- [Exercise objective]
Return a copy of each line that holds the string "المحافظة".

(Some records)
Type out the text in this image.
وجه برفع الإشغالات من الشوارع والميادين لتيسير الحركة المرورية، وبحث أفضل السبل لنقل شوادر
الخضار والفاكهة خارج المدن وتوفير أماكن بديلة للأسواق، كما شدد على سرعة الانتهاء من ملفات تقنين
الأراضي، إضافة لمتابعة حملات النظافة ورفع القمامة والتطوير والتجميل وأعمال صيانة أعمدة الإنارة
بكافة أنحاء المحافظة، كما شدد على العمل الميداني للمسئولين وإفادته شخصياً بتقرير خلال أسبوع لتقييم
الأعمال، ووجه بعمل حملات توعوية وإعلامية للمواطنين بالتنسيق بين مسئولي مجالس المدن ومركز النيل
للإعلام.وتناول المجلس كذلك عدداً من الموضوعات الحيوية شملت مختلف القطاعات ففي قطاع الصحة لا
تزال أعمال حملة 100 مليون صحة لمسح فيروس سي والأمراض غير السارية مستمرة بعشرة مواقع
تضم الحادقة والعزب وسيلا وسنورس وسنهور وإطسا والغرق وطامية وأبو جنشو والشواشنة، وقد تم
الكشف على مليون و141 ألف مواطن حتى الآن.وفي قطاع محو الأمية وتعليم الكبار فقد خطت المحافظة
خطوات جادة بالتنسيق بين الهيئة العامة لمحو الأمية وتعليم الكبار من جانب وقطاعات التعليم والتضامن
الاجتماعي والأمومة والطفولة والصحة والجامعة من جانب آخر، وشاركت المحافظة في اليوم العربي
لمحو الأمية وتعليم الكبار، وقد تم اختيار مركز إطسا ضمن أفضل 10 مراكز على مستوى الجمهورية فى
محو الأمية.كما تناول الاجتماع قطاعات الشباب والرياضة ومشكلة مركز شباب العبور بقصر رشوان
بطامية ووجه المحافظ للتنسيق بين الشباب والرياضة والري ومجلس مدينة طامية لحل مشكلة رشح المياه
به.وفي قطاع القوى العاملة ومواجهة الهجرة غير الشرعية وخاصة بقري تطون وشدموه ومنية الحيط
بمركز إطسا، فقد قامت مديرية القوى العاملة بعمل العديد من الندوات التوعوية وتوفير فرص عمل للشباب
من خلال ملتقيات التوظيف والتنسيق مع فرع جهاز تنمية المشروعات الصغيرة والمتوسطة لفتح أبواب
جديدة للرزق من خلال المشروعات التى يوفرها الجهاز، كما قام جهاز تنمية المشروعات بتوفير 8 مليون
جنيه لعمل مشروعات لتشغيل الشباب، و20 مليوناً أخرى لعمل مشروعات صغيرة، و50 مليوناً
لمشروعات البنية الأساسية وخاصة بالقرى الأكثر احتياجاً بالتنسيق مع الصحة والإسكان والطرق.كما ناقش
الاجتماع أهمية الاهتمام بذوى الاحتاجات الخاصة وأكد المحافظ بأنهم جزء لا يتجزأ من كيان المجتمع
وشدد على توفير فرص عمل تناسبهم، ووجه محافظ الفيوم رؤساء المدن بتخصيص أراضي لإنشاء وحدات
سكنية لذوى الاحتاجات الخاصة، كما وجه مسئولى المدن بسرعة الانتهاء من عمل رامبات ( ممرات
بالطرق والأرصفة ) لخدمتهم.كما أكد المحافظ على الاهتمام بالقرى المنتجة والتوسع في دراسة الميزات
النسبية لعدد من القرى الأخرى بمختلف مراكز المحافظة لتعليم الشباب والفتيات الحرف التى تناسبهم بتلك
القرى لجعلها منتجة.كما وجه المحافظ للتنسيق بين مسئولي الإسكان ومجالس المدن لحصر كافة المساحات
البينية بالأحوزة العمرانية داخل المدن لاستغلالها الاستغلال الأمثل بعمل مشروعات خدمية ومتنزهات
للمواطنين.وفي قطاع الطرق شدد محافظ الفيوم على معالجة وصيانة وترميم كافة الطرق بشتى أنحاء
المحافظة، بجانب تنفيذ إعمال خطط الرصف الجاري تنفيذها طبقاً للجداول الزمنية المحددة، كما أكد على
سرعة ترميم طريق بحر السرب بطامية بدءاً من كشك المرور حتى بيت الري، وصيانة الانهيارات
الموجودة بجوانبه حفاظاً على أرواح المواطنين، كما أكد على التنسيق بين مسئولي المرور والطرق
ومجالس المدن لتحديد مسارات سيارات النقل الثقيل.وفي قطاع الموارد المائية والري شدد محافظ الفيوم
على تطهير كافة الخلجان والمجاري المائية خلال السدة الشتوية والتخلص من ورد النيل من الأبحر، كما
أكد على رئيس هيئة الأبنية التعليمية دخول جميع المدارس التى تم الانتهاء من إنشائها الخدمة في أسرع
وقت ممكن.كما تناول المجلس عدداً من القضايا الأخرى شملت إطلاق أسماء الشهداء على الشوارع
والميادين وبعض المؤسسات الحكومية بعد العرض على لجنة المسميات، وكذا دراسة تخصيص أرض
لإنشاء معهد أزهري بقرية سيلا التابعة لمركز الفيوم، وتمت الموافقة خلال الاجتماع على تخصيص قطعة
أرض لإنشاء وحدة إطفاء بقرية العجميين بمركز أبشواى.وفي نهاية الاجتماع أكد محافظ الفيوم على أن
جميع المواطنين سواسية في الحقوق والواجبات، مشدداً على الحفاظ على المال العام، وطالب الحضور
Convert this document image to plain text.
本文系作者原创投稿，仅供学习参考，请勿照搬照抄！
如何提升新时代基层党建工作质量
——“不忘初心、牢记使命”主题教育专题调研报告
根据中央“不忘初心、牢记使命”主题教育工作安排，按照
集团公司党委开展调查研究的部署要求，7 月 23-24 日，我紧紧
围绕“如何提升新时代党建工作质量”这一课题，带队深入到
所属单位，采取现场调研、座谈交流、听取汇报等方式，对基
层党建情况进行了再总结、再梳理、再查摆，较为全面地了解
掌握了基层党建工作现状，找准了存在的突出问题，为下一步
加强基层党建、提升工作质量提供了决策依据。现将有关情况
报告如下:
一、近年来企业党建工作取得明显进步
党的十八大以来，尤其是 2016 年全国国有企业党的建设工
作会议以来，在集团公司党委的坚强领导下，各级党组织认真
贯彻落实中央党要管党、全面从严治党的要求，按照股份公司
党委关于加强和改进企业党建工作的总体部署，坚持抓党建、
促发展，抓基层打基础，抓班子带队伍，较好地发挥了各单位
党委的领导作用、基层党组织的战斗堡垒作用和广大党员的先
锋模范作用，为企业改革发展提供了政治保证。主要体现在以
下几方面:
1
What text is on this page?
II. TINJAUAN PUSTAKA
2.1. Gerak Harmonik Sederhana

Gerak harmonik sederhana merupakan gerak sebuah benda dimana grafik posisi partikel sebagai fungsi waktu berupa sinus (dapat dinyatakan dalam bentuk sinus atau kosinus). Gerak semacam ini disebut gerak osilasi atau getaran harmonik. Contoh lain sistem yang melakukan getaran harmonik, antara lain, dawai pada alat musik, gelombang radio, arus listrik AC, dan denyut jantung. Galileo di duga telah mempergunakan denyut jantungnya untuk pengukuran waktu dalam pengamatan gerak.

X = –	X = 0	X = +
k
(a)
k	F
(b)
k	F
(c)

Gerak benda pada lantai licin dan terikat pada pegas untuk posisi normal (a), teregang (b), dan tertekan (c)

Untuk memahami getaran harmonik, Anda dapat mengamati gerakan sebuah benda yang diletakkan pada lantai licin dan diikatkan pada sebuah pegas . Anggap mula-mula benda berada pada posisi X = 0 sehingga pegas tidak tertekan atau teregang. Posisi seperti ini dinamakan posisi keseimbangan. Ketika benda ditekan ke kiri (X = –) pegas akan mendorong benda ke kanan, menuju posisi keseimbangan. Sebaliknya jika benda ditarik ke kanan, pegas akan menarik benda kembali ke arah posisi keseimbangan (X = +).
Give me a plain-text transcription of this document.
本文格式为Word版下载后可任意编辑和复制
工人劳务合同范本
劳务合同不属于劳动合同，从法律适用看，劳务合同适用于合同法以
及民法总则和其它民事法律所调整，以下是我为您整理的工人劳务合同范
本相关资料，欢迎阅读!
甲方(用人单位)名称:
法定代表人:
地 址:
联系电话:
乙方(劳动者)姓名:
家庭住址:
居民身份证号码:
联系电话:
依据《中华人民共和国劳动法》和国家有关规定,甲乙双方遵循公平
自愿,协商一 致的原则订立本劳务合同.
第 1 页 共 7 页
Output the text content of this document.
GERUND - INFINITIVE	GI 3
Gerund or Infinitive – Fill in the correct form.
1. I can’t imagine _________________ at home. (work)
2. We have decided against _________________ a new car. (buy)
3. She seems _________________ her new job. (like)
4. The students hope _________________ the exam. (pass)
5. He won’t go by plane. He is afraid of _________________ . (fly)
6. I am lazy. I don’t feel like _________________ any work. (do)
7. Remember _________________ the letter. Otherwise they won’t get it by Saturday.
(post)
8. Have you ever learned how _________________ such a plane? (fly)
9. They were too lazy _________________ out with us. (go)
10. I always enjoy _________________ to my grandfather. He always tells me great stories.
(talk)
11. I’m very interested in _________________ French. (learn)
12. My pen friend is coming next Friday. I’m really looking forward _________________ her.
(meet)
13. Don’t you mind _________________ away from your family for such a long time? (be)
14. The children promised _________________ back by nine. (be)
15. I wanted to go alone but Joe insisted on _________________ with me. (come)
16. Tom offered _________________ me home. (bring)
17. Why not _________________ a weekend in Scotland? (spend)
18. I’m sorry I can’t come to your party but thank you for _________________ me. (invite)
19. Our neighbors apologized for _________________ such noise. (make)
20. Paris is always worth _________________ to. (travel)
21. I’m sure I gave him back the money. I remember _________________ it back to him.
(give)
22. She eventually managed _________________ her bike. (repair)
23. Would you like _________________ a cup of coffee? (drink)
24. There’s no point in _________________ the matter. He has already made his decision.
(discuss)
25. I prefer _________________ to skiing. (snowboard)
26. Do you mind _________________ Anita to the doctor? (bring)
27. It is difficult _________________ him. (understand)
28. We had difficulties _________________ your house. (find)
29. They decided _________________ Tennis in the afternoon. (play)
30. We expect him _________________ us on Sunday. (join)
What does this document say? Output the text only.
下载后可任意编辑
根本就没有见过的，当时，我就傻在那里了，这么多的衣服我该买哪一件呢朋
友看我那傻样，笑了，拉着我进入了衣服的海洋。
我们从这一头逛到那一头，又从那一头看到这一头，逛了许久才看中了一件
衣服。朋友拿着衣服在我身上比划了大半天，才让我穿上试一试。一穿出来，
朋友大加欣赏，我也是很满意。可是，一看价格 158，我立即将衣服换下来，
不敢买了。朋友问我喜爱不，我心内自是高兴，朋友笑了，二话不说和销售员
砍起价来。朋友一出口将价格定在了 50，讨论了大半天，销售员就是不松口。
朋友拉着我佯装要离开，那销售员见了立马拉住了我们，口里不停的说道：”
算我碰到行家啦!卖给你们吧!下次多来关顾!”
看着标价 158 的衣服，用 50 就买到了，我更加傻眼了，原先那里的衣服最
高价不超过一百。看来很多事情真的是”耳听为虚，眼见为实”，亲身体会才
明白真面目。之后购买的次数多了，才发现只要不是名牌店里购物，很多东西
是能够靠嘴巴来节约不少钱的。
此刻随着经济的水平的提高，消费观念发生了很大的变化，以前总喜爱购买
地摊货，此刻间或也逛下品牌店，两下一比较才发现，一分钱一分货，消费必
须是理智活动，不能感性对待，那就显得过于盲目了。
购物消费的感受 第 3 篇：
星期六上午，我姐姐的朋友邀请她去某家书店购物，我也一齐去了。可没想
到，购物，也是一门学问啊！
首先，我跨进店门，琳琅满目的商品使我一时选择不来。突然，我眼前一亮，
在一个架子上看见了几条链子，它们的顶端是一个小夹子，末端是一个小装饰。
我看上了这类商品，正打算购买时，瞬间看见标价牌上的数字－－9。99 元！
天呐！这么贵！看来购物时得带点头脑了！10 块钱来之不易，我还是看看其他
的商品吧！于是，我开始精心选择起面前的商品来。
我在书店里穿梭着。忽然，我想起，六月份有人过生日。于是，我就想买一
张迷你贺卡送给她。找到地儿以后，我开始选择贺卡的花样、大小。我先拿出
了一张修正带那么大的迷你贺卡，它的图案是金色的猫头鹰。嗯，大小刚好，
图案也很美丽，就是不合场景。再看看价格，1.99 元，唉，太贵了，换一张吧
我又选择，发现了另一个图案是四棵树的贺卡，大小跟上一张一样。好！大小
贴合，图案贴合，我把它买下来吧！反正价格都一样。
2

- [Full solution]
بكافة أنحاء المحافظة، كما شدد على العمل الميداني للمسئولين وإفادته شخصياً بتقرير خلال أسبوع لتقييم
الكشف على مليون و141 ألف مواطن حتى الآن.وفي قطاع محو الأمية وتعليم الكبار فقد خطت المحافظة
الاجتماعي والأمومة والطفولة والصحة والجامعة من جانب آخر، وشاركت المحافظة في اليوم العربي
النسبية لعدد من القرى الأخرى بمختلف مراكز المحافظة لتعليم الشباب والفتيات الحرف التى تناسبهم بتلك
المحافظة، بجانب تنفيذ إعمال خطط الرصف الجاري تنفيذها طبقاً للجداول الزمنية المحددة، كما أكد على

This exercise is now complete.